■ Problem to work on:
Go through the listing and pick out each line with the word "ffffff" in it.

■ Provided information:
____

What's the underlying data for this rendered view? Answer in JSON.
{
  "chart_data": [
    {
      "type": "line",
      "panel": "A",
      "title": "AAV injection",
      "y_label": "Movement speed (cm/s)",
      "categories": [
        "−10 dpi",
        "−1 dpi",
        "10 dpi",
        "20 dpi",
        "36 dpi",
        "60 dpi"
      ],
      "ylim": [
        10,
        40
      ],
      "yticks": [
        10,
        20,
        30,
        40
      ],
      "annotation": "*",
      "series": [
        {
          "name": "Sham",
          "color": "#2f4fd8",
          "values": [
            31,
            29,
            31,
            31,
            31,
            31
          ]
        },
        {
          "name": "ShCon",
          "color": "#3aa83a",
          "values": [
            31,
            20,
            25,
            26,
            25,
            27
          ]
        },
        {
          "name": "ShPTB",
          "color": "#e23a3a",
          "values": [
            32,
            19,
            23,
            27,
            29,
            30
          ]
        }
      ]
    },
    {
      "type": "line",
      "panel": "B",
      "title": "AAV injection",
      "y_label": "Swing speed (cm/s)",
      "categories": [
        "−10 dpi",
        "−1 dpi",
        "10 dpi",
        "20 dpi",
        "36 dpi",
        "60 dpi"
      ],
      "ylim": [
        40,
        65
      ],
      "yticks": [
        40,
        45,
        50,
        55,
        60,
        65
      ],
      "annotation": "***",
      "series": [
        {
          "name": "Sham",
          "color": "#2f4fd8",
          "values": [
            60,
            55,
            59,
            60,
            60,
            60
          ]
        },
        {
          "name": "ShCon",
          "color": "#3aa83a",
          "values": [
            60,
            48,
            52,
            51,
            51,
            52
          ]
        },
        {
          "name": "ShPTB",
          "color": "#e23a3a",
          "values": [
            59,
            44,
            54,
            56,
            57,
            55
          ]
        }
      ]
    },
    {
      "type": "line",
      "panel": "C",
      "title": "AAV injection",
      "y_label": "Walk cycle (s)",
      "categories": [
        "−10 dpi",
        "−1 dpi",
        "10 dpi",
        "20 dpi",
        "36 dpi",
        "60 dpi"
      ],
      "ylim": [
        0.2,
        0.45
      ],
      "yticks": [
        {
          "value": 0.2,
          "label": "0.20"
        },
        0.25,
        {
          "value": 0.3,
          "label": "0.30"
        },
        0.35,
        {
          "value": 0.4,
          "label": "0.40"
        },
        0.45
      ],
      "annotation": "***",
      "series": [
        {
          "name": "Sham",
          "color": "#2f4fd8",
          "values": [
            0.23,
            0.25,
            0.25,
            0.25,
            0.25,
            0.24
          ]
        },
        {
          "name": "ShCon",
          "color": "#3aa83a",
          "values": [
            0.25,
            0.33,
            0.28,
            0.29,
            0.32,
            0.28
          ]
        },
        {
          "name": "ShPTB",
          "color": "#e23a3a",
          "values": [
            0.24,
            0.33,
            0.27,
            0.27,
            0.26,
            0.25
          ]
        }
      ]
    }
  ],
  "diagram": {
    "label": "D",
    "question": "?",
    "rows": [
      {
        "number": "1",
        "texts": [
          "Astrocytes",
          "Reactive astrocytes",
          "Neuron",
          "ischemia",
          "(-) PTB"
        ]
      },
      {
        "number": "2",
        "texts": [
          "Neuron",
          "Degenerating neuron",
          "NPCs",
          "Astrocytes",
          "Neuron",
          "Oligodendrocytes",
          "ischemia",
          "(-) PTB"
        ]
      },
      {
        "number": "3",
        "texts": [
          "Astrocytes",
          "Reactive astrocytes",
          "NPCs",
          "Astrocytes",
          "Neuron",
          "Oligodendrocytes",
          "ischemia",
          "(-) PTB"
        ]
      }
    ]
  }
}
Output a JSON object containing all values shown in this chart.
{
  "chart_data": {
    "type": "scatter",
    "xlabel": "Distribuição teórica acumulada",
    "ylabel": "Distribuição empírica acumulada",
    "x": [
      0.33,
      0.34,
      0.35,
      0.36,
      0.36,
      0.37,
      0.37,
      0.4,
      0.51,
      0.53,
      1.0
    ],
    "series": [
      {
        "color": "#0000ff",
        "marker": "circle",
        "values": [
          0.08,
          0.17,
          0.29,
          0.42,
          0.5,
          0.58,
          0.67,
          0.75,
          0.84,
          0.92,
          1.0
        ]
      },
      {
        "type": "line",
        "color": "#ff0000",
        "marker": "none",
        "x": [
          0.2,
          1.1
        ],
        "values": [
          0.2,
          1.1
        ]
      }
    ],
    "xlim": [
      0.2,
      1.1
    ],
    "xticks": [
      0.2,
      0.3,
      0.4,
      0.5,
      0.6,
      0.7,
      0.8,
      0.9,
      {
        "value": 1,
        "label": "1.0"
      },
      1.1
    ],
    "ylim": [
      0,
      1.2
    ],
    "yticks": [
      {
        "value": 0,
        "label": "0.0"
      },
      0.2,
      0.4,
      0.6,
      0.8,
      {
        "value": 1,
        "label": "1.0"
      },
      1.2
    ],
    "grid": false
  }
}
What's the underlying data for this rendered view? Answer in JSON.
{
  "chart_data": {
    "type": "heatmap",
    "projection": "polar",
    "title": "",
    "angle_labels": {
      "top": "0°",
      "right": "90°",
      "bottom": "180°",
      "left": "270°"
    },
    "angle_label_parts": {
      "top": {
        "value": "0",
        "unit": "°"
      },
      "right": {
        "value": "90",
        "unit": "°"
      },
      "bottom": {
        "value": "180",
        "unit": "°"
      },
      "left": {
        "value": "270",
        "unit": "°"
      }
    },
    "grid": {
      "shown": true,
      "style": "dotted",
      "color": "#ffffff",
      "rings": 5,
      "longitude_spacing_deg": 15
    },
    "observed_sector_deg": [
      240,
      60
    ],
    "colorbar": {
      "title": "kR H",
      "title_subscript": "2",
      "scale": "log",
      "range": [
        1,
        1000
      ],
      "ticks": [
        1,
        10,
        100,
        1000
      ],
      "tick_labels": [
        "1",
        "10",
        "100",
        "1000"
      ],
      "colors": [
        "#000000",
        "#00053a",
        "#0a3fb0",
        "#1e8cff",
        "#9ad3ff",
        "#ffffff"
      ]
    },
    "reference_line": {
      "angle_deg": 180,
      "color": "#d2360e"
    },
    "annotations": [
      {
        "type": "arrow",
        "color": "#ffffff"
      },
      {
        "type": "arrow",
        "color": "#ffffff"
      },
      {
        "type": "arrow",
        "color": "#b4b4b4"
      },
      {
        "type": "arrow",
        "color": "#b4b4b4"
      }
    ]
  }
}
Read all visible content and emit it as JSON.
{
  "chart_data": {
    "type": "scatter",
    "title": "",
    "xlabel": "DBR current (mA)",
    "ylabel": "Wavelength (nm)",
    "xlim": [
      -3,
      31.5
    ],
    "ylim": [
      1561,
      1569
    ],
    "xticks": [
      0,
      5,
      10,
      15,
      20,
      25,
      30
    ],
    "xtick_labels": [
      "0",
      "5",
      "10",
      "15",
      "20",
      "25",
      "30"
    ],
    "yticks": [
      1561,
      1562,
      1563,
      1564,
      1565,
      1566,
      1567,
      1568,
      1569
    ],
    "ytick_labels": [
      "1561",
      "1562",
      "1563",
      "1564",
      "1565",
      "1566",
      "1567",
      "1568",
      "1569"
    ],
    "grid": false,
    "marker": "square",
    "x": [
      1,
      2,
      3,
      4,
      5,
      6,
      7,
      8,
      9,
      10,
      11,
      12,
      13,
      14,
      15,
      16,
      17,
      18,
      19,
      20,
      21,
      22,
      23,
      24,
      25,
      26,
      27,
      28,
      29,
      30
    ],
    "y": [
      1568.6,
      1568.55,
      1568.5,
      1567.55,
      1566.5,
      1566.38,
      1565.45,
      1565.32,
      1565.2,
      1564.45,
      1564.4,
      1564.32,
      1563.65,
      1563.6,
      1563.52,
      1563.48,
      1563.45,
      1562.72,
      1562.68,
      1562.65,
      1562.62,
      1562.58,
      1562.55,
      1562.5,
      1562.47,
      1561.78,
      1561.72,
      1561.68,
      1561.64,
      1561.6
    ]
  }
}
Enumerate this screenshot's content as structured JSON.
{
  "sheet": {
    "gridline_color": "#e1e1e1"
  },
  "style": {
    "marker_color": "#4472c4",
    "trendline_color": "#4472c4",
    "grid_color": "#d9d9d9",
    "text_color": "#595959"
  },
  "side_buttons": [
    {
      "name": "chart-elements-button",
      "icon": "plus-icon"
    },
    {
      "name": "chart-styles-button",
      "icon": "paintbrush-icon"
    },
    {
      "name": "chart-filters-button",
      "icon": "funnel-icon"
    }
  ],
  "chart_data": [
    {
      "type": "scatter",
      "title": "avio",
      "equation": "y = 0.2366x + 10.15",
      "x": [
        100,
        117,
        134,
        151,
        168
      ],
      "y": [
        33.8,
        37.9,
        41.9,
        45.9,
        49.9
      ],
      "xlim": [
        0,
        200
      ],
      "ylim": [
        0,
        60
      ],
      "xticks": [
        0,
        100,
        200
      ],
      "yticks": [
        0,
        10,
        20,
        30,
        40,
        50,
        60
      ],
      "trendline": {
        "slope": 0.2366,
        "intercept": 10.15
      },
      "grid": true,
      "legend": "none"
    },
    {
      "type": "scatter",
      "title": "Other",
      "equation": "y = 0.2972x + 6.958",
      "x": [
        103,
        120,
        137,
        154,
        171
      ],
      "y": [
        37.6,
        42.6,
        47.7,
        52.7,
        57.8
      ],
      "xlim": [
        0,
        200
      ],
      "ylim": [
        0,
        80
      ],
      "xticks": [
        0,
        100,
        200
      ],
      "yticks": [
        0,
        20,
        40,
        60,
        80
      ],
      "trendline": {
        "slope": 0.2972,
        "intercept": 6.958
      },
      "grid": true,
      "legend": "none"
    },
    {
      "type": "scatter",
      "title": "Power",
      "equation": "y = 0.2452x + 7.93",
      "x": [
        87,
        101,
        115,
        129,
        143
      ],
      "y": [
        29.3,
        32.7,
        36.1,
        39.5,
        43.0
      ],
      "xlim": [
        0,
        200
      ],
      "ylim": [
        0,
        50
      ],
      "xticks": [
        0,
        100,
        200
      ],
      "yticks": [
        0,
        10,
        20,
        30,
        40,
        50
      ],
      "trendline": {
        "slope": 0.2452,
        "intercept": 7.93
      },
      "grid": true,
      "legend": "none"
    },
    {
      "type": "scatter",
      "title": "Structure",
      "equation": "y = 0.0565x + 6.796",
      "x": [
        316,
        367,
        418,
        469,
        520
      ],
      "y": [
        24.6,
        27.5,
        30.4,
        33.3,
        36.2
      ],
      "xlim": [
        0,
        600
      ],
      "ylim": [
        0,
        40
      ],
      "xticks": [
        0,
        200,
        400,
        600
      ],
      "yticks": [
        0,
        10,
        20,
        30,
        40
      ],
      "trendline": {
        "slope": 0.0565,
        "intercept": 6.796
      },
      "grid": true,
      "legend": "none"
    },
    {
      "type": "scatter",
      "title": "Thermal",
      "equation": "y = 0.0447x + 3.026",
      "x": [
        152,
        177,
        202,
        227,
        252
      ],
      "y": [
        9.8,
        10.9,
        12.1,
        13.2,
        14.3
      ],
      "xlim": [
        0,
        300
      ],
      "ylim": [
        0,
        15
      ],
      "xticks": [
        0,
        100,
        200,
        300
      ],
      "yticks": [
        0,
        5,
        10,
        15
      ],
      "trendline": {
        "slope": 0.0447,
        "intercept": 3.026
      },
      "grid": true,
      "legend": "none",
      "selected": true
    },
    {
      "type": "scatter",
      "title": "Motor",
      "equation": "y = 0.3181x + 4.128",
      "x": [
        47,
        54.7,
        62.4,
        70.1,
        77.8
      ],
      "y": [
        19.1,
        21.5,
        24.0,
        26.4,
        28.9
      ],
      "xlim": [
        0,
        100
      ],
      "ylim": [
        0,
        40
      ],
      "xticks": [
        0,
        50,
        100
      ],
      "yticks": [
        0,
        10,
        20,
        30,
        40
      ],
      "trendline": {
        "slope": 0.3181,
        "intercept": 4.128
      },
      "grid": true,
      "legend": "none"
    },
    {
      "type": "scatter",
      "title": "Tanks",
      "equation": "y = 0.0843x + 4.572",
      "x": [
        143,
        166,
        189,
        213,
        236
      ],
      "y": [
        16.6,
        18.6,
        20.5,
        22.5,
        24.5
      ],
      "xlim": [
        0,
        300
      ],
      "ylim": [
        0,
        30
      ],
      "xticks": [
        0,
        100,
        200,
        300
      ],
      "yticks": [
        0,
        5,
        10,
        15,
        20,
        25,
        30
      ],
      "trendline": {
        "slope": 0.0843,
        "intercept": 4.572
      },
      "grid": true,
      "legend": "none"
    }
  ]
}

____

■ Worked solution:
      "color": "#ffffff",
        "#ffffff"
        "color": "#ffffff"
        "color": "#ffffff"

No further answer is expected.